_EXERCISE PROMPT_
Copy each line of the entries beneath that contains the word "this".

══════════

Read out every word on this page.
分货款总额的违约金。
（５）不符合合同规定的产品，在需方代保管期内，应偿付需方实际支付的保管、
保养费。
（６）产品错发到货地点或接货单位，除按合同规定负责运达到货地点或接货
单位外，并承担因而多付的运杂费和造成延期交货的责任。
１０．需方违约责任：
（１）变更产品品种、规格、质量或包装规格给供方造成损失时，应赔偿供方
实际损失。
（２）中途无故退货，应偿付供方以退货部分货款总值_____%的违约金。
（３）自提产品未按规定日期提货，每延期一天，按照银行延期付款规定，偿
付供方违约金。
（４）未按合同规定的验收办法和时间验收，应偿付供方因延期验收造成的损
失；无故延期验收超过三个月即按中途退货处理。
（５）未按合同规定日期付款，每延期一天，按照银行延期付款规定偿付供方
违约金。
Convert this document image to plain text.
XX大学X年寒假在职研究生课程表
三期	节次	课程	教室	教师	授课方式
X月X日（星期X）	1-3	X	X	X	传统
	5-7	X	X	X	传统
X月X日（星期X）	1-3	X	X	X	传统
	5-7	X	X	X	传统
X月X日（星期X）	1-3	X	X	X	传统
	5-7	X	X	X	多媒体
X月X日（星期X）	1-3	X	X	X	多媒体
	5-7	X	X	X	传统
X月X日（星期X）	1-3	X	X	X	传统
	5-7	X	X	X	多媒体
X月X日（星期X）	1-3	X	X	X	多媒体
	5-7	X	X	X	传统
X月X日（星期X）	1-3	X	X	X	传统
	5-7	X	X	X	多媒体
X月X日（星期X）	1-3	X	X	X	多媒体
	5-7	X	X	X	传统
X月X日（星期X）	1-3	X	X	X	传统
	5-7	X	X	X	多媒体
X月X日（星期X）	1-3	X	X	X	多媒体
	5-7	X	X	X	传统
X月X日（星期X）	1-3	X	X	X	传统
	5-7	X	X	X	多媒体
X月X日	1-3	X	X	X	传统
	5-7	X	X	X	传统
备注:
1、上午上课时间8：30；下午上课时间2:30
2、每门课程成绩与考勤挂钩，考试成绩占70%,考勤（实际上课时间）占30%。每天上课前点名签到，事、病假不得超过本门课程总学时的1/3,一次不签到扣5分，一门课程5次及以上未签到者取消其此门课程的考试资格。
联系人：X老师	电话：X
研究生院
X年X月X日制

══════════

_ANSWER FOR THE TASK_
Read out every word on this page.
Convert this document image to plain text.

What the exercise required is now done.